* START DATA LINES *
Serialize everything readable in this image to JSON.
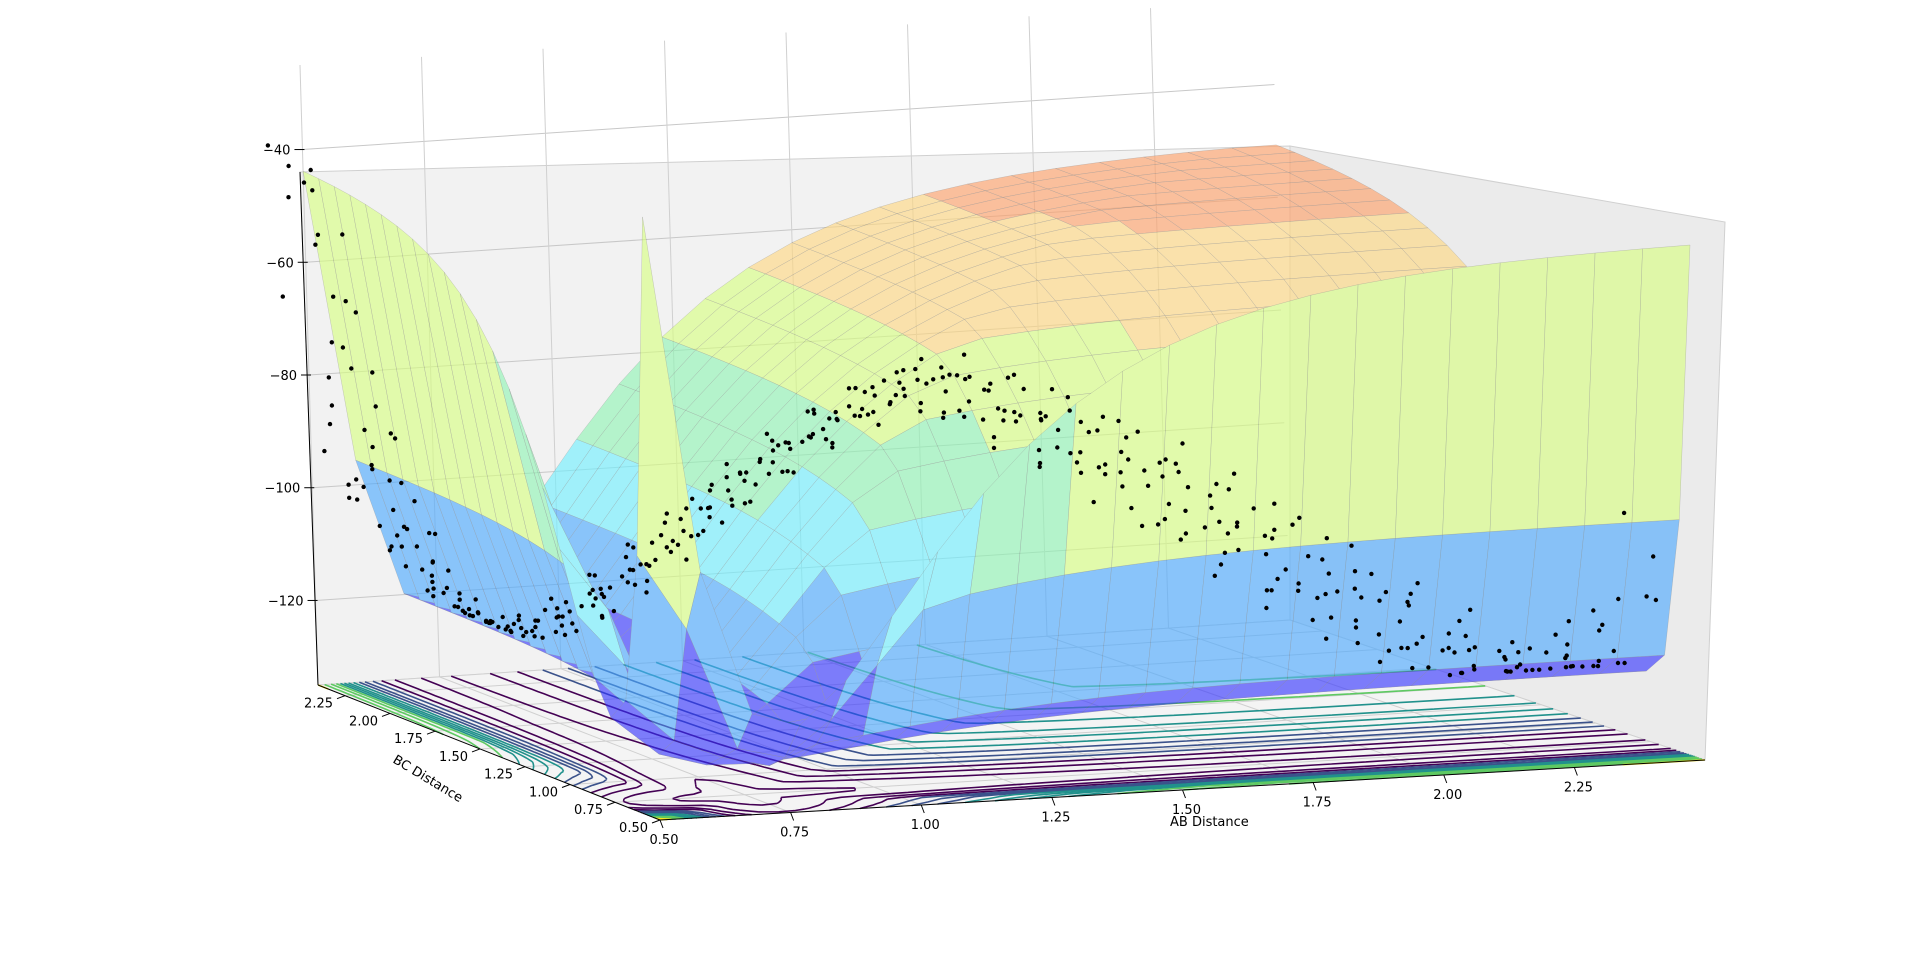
{
  "chart_data": {
    "type": "surface3d",
    "title": "",
    "xlabel": "AB Distance",
    "ylabel": "BC Distance",
    "zlabel": "",
    "x_ticks": [
      "0.50",
      "0.75",
      "1.00",
      "1.25",
      "1.50",
      "1.75",
      "2.00",
      "2.25"
    ],
    "y_ticks": [
      "0.50",
      "0.75",
      "1.00",
      "1.25",
      "1.50",
      "1.75",
      "2.00",
      "2.25"
    ],
    "z_ticks": [
      "−40",
      "−60",
      "−80",
      "−100",
      "−120"
    ],
    "xlim": [
      0.5,
      2.5
    ],
    "ylim": [
      0.5,
      2.4
    ],
    "zlim": [
      -135,
      -25
    ],
    "surface_colormap": "jet (transparent)",
    "contour_colormap": "viridis",
    "scatter_color": "#000000",
    "grid": true,
    "surface_color_bands": [
      "#3333ff",
      "#4aa8ff",
      "#6ff0ff",
      "#8ff5b4",
      "#d8ff80",
      "#ffd880",
      "#ffa068",
      "#f08080"
    ]
  }
}
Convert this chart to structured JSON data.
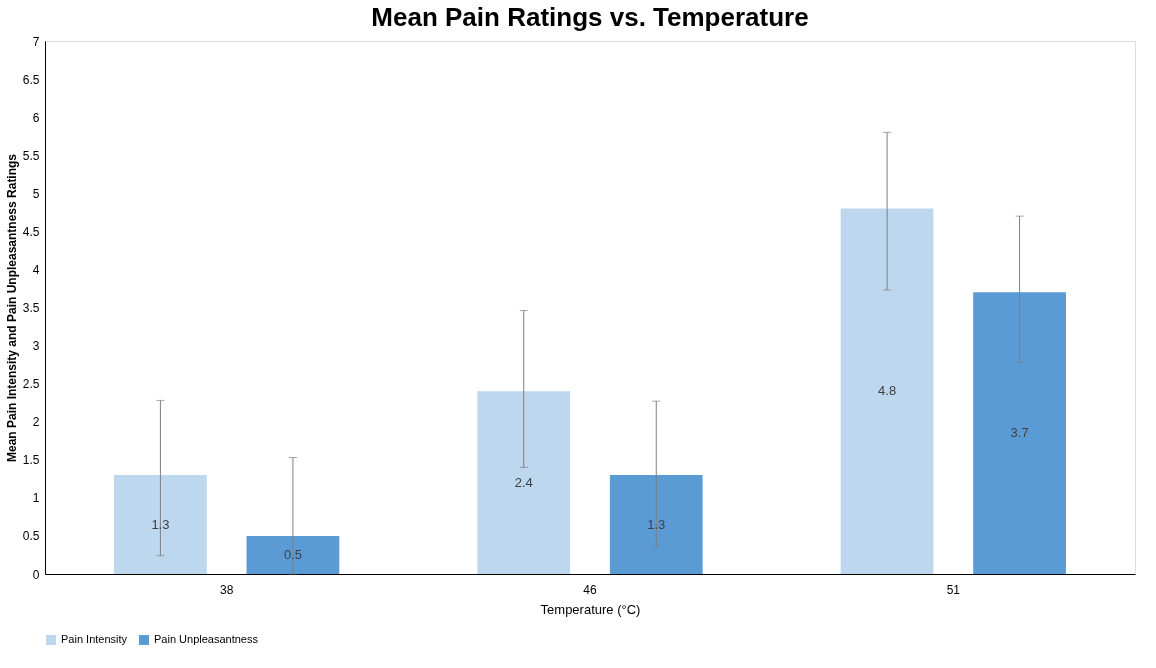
{
  "chart_data": {
    "type": "bar",
    "title": "Mean Pain Ratings vs. Temperature",
    "xlabel": "Temperature (°C)",
    "ylabel": "Mean Pain Intensity and Pain Unpleasantness Ratings",
    "categories": [
      "38",
      "46",
      "51"
    ],
    "series": [
      {
        "name": "Pain Intensity",
        "color": "#bdd7ee",
        "values": [
          1.3,
          2.4,
          4.8
        ],
        "errors": [
          [
            0.24,
            2.28
          ],
          [
            1.4,
            3.46
          ],
          [
            3.73,
            5.8
          ]
        ]
      },
      {
        "name": "Pain Unpleasantness",
        "color": "#5b9bd5",
        "values": [
          0.5,
          1.3,
          3.7
        ],
        "errors": [
          [
            0,
            1.53
          ],
          [
            0.35,
            2.27
          ],
          [
            2.78,
            4.7
          ]
        ]
      }
    ],
    "ylim": [
      0,
      7
    ],
    "yticks": [
      0,
      0.5,
      1,
      1.5,
      2,
      2.5,
      3,
      3.5,
      4,
      4.5,
      5,
      5.5,
      6,
      6.5,
      7
    ],
    "data_labels": true,
    "grid": false,
    "legend": "bottom"
  }
}
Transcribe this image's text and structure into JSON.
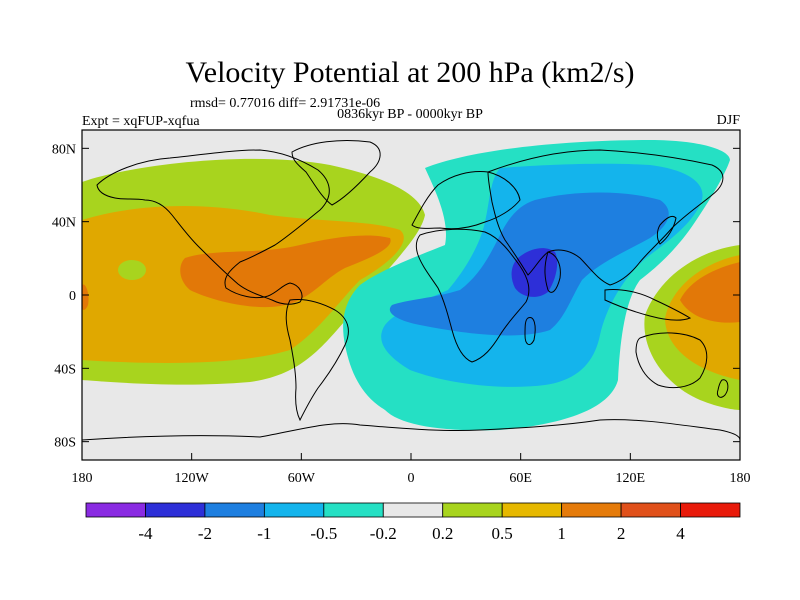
{
  "title": "Velocity Potential at 200 hPa (km2/s)",
  "stats_line": "rmsd= 0.77016 diff= 2.91731e-06",
  "left_label": "Expt = xqFUP-xqfua",
  "center_label": "0836kyr BP - 0000kyr BP",
  "right_label": "DJF",
  "projection": "cylindrical-equidistant",
  "lon_range": [
    -180,
    180
  ],
  "lat_range": [
    -90,
    90
  ],
  "lat_ticks": [
    {
      "value": 80,
      "label": "80N"
    },
    {
      "value": 40,
      "label": "40N"
    },
    {
      "value": 0,
      "label": "0"
    },
    {
      "value": -40,
      "label": "40S"
    },
    {
      "value": -80,
      "label": "80S"
    }
  ],
  "lon_ticks": [
    {
      "value": -180,
      "label": "180"
    },
    {
      "value": -120,
      "label": "120W"
    },
    {
      "value": -60,
      "label": "60W"
    },
    {
      "value": 0,
      "label": "0"
    },
    {
      "value": 60,
      "label": "60E"
    },
    {
      "value": 120,
      "label": "120E"
    },
    {
      "value": 180,
      "label": "180"
    }
  ],
  "colorbar": {
    "labels": [
      "-4",
      "-2",
      "-1",
      "-0.5",
      "-0.2",
      "0.2",
      "0.5",
      "1",
      "2",
      "4"
    ],
    "colors": [
      "#8a2be2",
      "#2d2fd8",
      "#1e7fe0",
      "#14b4ec",
      "#25e0c4",
      "#e8e8e8",
      "#a8d41e",
      "#e6b800",
      "#e57b0a",
      "#e0501a",
      "#e81a0a"
    ]
  },
  "contour_colors": {
    "background": "#e8e8e8",
    "pos_02": "#a8d41e",
    "pos_05": "#e0a800",
    "pos_1": "#e27808",
    "neg_02": "#25e0c4",
    "neg_05": "#14b4ec",
    "neg_1": "#1e7fe0",
    "neg_2": "#2d2fd8"
  }
}
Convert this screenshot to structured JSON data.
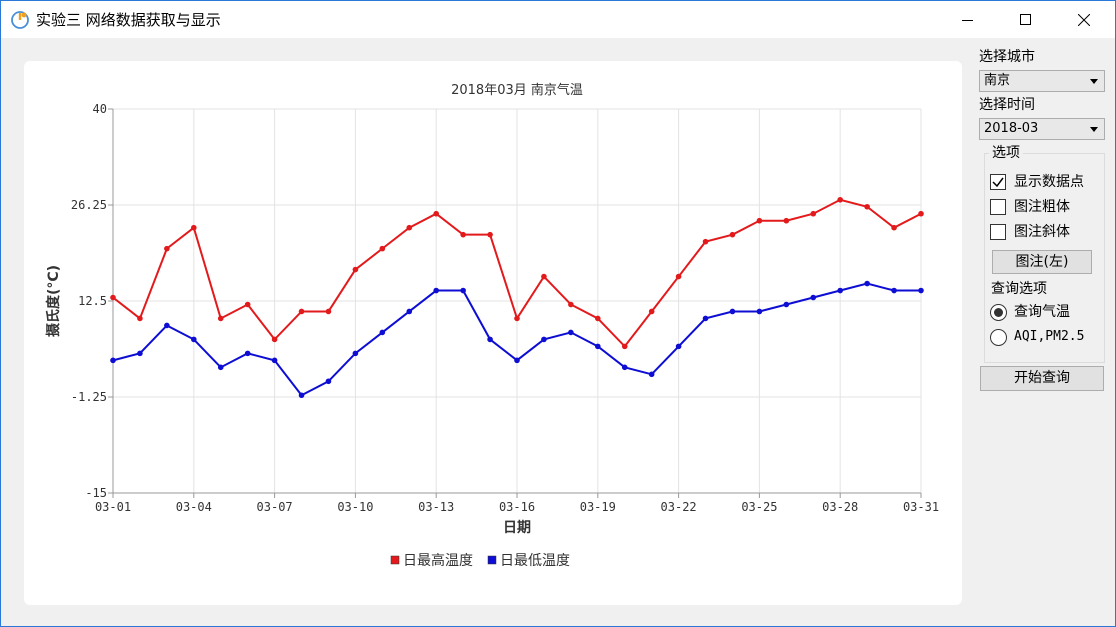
{
  "window": {
    "title": "实验三 网络数据获取与显示"
  },
  "sidebar": {
    "city_label": "选择城市",
    "city_value": "南京",
    "time_label": "选择时间",
    "time_value": "2018-03",
    "options_group": "选项",
    "show_points_label": "显示数据点",
    "show_points_checked": true,
    "legend_bold_label": "图注粗体",
    "legend_bold_checked": false,
    "legend_italic_label": "图注斜体",
    "legend_italic_checked": false,
    "legend_position_button": "图注(左)",
    "query_options_label": "查询选项",
    "query_temp_label": "查询气温",
    "query_temp_selected": true,
    "query_aqi_label": "AQI,PM2.5",
    "query_aqi_selected": false,
    "start_button": "开始查询"
  },
  "chart_data": {
    "type": "line",
    "title": "2018年03月 南京气温",
    "xlabel": "日期",
    "ylabel": "摄氏度(°C)",
    "ylim": [
      -15,
      40
    ],
    "y_ticks": [
      "40",
      "26.25",
      "12.5",
      "-1.25",
      "-15"
    ],
    "x_ticks": [
      "03-01",
      "03-04",
      "03-07",
      "03-10",
      "03-13",
      "03-16",
      "03-19",
      "03-22",
      "03-25",
      "03-28",
      "03-31"
    ],
    "grid": true,
    "legend_position": "bottom",
    "x": [
      "03-01",
      "03-02",
      "03-03",
      "03-04",
      "03-05",
      "03-06",
      "03-07",
      "03-08",
      "03-09",
      "03-10",
      "03-11",
      "03-12",
      "03-13",
      "03-14",
      "03-15",
      "03-16",
      "03-17",
      "03-18",
      "03-19",
      "03-20",
      "03-21",
      "03-22",
      "03-23",
      "03-24",
      "03-25",
      "03-26",
      "03-27",
      "03-28",
      "03-29",
      "03-30",
      "03-31"
    ],
    "series": [
      {
        "name": "日最高温度",
        "color": "#e31a1c",
        "values": [
          13,
          10,
          20,
          23,
          10,
          12,
          7,
          11,
          11,
          17,
          20,
          23,
          25,
          22,
          22,
          10,
          16,
          12,
          10,
          6,
          11,
          16,
          21,
          22,
          24,
          24,
          25,
          27,
          26,
          23,
          25
        ]
      },
      {
        "name": "日最低温度",
        "color": "#0d0dd3",
        "values": [
          4,
          5,
          9,
          7,
          3,
          5,
          4,
          -1,
          1,
          5,
          8,
          11,
          14,
          14,
          7,
          4,
          7,
          8,
          6,
          3,
          2,
          6,
          10,
          11,
          11,
          12,
          13,
          14,
          15,
          14,
          14
        ]
      }
    ]
  }
}
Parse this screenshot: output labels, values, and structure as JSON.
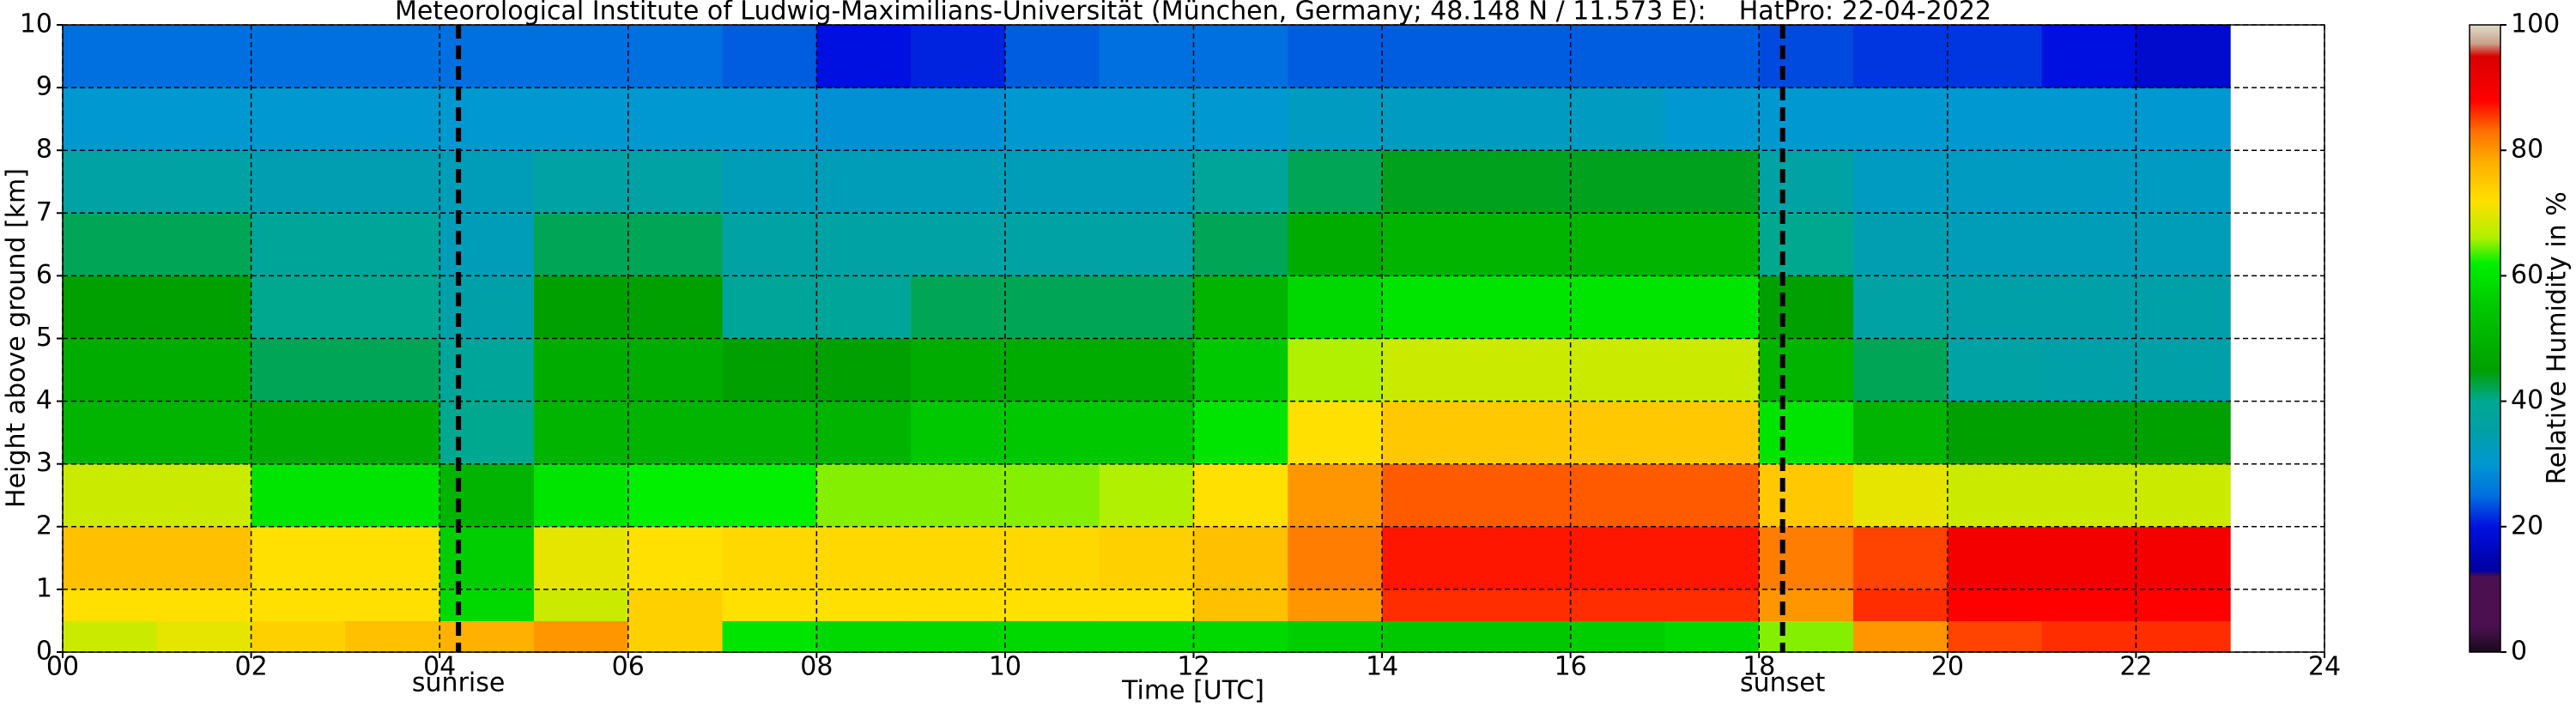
{
  "chart_data": {
    "type": "heatmap",
    "title": "Meteorological Institute of Ludwig-Maximilians-Universität (München, Germany; 48.148 N / 11.573 E):    HatPro: 22-04-2022",
    "xlabel": "Time [UTC]",
    "ylabel": "Height above ground [km]",
    "colorbar_label": "Relative Humidity in %",
    "xlim": [
      0,
      24
    ],
    "ylim": [
      0,
      10
    ],
    "xticks": [
      {
        "value": 0,
        "label": "00"
      },
      {
        "value": 2,
        "label": "02"
      },
      {
        "value": 4,
        "label": "04"
      },
      {
        "value": 6,
        "label": "06"
      },
      {
        "value": 8,
        "label": "08"
      },
      10,
      12,
      14,
      16,
      18,
      20,
      22,
      24
    ],
    "yticks": [
      0,
      1,
      2,
      3,
      4,
      5,
      6,
      7,
      8,
      9,
      10
    ],
    "grid": true,
    "clim": [
      0,
      100
    ],
    "cticks": [
      0,
      20,
      40,
      60,
      80,
      100
    ],
    "colormap": [
      {
        "value": 0,
        "color": "#1a0a1a"
      },
      {
        "value": 4,
        "color": "#4a1050"
      },
      {
        "value": 12,
        "color": "#4a1050"
      },
      {
        "value": 13,
        "color": "#0000a0"
      },
      {
        "value": 20,
        "color": "#0010e0"
      },
      {
        "value": 25,
        "color": "#0070e0"
      },
      {
        "value": 30,
        "color": "#0098d0"
      },
      {
        "value": 35,
        "color": "#00a0a8"
      },
      {
        "value": 40,
        "color": "#00a890"
      },
      {
        "value": 45,
        "color": "#00a000"
      },
      {
        "value": 55,
        "color": "#00c800"
      },
      {
        "value": 62,
        "color": "#00f000"
      },
      {
        "value": 66,
        "color": "#b0f000"
      },
      {
        "value": 72,
        "color": "#ffe000"
      },
      {
        "value": 78,
        "color": "#ffb000"
      },
      {
        "value": 83,
        "color": "#ff7000"
      },
      {
        "value": 88,
        "color": "#ff0000"
      },
      {
        "value": 95,
        "color": "#d80000"
      },
      {
        "value": 97,
        "color": "#c8a088"
      },
      {
        "value": 100,
        "color": "#e0dcc8"
      }
    ],
    "x_edges": [
      0,
      1,
      2,
      3,
      4,
      5,
      6,
      7,
      8,
      9,
      10,
      11,
      12,
      13,
      14,
      15,
      16,
      17,
      18,
      19,
      20,
      21,
      22,
      23
    ],
    "y_edges": [
      0,
      0.5,
      1,
      2,
      3,
      4,
      5,
      6,
      7,
      8,
      9,
      10
    ],
    "values": [
      [
        68,
        70,
        74,
        76,
        78,
        80,
        74,
        60,
        58,
        58,
        58,
        58,
        58,
        56,
        55,
        55,
        56,
        58,
        65,
        80,
        85,
        86,
        86
      ],
      [
        72,
        72,
        72,
        72,
        58,
        68,
        74,
        72,
        72,
        72,
        72,
        72,
        76,
        80,
        86,
        86,
        86,
        86,
        80,
        86,
        88,
        88,
        88
      ],
      [
        76,
        76,
        72,
        72,
        56,
        70,
        72,
        73,
        73,
        73,
        73,
        74,
        76,
        82,
        87,
        87,
        87,
        87,
        82,
        85,
        90,
        90,
        90
      ],
      [
        68,
        68,
        60,
        60,
        50,
        60,
        62,
        62,
        65,
        65,
        65,
        66,
        72,
        80,
        84,
        84,
        84,
        84,
        75,
        70,
        68,
        68,
        68
      ],
      [
        50,
        50,
        48,
        48,
        40,
        50,
        50,
        50,
        50,
        55,
        55,
        55,
        60,
        72,
        75,
        75,
        75,
        75,
        60,
        50,
        45,
        45,
        45
      ],
      [
        48,
        48,
        42,
        42,
        38,
        48,
        48,
        45,
        45,
        48,
        48,
        48,
        55,
        66,
        68,
        68,
        68,
        68,
        50,
        42,
        36,
        35,
        35
      ],
      [
        45,
        45,
        40,
        40,
        35,
        45,
        45,
        38,
        38,
        42,
        42,
        42,
        50,
        58,
        60,
        60,
        60,
        60,
        45,
        36,
        35,
        35,
        35
      ],
      [
        42,
        42,
        38,
        38,
        33,
        42,
        42,
        36,
        36,
        36,
        36,
        36,
        42,
        48,
        50,
        50,
        50,
        50,
        40,
        34,
        33,
        33,
        33
      ],
      [
        36,
        36,
        34,
        34,
        33,
        36,
        36,
        33,
        33,
        33,
        33,
        33,
        38,
        42,
        44,
        44,
        44,
        44,
        36,
        32,
        32,
        32,
        32
      ],
      [
        30,
        30,
        30,
        30,
        30,
        30,
        30,
        30,
        29,
        29,
        30,
        30,
        30,
        32,
        32,
        32,
        32,
        30,
        30,
        30,
        30,
        30,
        30
      ],
      [
        25,
        25,
        25,
        25,
        25,
        25,
        25,
        24,
        20,
        21,
        24,
        25,
        25,
        24,
        24,
        24,
        24,
        24,
        23,
        22,
        22,
        20,
        18
      ]
    ],
    "annotations": [
      {
        "label": "sunrise",
        "x": 4.2
      },
      {
        "label": "sunset",
        "x": 18.25
      }
    ]
  }
}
* END DATA LINES *
Gather from the entries above all lines that include the string "Unpleasantness".

*EXERCISE RESPONSE*.
    "ylabel": "Mean Pain Intensity and Pain Unpleasantness Ratings",
        "name": "Pain Unpleasantness",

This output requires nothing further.